EXERCISE OBJECTIVE. Will you transcribe the entries that follow, exactly and in full?

--- begin ENTRIES PROVIDED ---

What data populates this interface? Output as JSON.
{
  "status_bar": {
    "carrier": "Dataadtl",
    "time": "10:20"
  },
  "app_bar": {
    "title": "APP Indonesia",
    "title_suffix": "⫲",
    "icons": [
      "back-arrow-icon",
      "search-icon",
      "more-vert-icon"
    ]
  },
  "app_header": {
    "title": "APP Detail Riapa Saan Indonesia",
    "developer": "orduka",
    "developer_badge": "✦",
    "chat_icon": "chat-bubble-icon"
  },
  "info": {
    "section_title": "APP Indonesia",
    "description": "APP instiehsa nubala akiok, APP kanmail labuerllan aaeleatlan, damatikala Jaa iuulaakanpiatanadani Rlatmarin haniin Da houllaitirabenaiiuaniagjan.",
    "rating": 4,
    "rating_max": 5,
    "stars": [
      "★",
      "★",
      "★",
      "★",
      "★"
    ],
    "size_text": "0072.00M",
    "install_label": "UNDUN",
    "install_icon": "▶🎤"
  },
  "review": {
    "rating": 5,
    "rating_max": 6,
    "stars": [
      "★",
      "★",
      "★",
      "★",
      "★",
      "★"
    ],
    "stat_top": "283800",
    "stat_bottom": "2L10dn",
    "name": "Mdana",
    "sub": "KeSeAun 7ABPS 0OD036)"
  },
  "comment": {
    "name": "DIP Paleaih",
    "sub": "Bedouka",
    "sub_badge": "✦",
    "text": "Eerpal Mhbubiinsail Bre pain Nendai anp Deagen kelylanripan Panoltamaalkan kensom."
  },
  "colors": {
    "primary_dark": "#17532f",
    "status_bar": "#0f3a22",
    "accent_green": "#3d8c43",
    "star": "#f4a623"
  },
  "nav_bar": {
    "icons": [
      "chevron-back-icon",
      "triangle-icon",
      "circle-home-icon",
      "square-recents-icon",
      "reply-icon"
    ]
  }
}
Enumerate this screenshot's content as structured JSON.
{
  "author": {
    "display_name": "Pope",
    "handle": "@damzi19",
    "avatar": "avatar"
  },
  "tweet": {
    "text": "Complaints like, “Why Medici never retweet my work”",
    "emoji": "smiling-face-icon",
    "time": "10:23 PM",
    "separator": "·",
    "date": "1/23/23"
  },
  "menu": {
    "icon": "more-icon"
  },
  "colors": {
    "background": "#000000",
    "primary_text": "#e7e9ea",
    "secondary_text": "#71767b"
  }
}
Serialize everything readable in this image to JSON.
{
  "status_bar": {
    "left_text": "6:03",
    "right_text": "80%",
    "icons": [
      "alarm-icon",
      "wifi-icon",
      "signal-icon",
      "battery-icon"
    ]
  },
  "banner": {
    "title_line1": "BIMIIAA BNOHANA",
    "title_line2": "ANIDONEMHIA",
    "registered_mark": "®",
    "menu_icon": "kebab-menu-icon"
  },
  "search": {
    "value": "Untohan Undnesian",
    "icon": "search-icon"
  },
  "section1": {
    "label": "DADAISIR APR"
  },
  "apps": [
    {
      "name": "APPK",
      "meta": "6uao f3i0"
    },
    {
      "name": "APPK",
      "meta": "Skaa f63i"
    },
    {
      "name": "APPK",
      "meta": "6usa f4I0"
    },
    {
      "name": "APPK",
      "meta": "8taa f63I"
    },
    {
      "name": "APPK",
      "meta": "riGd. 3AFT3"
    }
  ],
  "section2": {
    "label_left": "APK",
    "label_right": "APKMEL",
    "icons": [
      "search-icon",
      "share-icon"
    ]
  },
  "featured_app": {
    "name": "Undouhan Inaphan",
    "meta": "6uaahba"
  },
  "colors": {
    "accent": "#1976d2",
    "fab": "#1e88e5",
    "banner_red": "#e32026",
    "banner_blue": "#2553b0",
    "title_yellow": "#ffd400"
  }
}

--- end ENTRIES PROVIDED ---

EXERCISE RESULT.
What data populates this interface? Output as JSON.
{
  "status_bar": {
    "carrier": "Dataadtl",
    "time": "10:20"
  },
  "app_bar": {
    "title": "APP Indonesia",
    "title_suffix": "⫲",
    "icons": [
      "back-arrow-icon",
      "search-icon",
      "more-vert-icon"
    ]
  },
  "app_header": {
    "title": "APP Detail Riapa Saan Indonesia",
    "developer": "orduka",
    "developer_badge": "✦",
    "chat_icon": "chat-bubble-icon"
  },
  "info": {
    "section_title": "APP Indonesia",
    "description": "APP instiehsa nubala akiok, APP kanmail labuerllan aaeleatlan, damatikala Jaa iuulaakanpiatanadani Rlatmarin haniin Da houllaitirabenaiiuaniagjan.",
    "rating": 4,
    "rating_max": 5,
    "stars": [
      "★",
      "★",
      "★",
      "★",
      "★"
    ],
    "size_text": "0072.00M",
    "install_label": "UNDUN",
    "install_icon": "▶🎤"
  },
  "review": {
    "rating": 5,
    "rating_max": 6,
    "stars": [
      "★",
      "★",
      "★",
      "★",
      "★",
      "★"
    ],
    "stat_top": "283800",
    "stat_bottom": "2L10dn",
    "name": "Mdana",
    "sub": "KeSeAun 7ABPS 0OD036)"
  },
  "comment": {
    "name": "DIP Paleaih",
    "sub": "Bedouka",
    "sub_badge": "✦",
    "text": "Eerpal Mhbubiinsail Bre pain Nendai anp Deagen kelylanripan Panoltamaalkan kensom."
  },
  "colors": {
    "primary_dark": "#17532f",
    "status_bar": "#0f3a22",
    "accent_green": "#3d8c43",
    "star": "#f4a623"
  },
  "nav_bar": {
    "icons": [
      "chevron-back-icon",
      "triangle-icon",
      "circle-home-icon",
      "square-recents-icon",
      "reply-icon"
    ]
  }
}
Enumerate this screenshot's content as structured JSON.
{
  "author": {
    "display_name": "Pope",
    "handle": "@damzi19",
    "avatar": "avatar"
  },
  "tweet": {
    "text": "Complaints like, “Why Medici never retweet my work”",
    "emoji": "smiling-face-icon",
    "time": "10:23 PM",
    "separator": "·",
    "date": "1/23/23"
  },
  "menu": {
    "icon": "more-icon"
  },
  "colors": {
    "background": "#000000",
    "primary_text": "#e7e9ea",
    "secondary_text": "#71767b"
  }
}
Serialize everything readable in this image to JSON.
{
  "status_bar": {
    "left_text": "6:03",
    "right_text": "80%",
    "icons": [
      "alarm-icon",
      "wifi-icon",
      "signal-icon",
      "battery-icon"
    ]
  },
  "banner": {
    "title_line1": "BIMIIAA BNOHANA",
    "title_line2": "ANIDONEMHIA",
    "registered_mark": "®",
    "menu_icon": "kebab-menu-icon"
  },
  "search": {
    "value": "Untohan Undnesian",
    "icon": "search-icon"
  },
  "section1": {
    "label": "DADAISIR APR"
  },
  "apps": [
    {
      "name": "APPK",
      "meta": "6uao f3i0"
    },
    {
      "name": "APPK",
      "meta": "Skaa f63i"
    },
    {
      "name": "APPK",
      "meta": "6usa f4I0"
    },
    {
      "name": "APPK",
      "meta": "8taa f63I"
    },
    {
      "name": "APPK",
      "meta": "riGd. 3AFT3"
    }
  ],
  "section2": {
    "label_left": "APK",
    "label_right": "APKMEL",
    "icons": [
      "search-icon",
      "share-icon"
    ]
  },
  "featured_app": {
    "name": "Undouhan Inaphan",
    "meta": "6uaahba"
  },
  "colors": {
    "accent": "#1976d2",
    "fab": "#1e88e5",
    "banner_red": "#e32026",
    "banner_blue": "#2553b0",
    "title_yellow": "#ffd400"
  }
}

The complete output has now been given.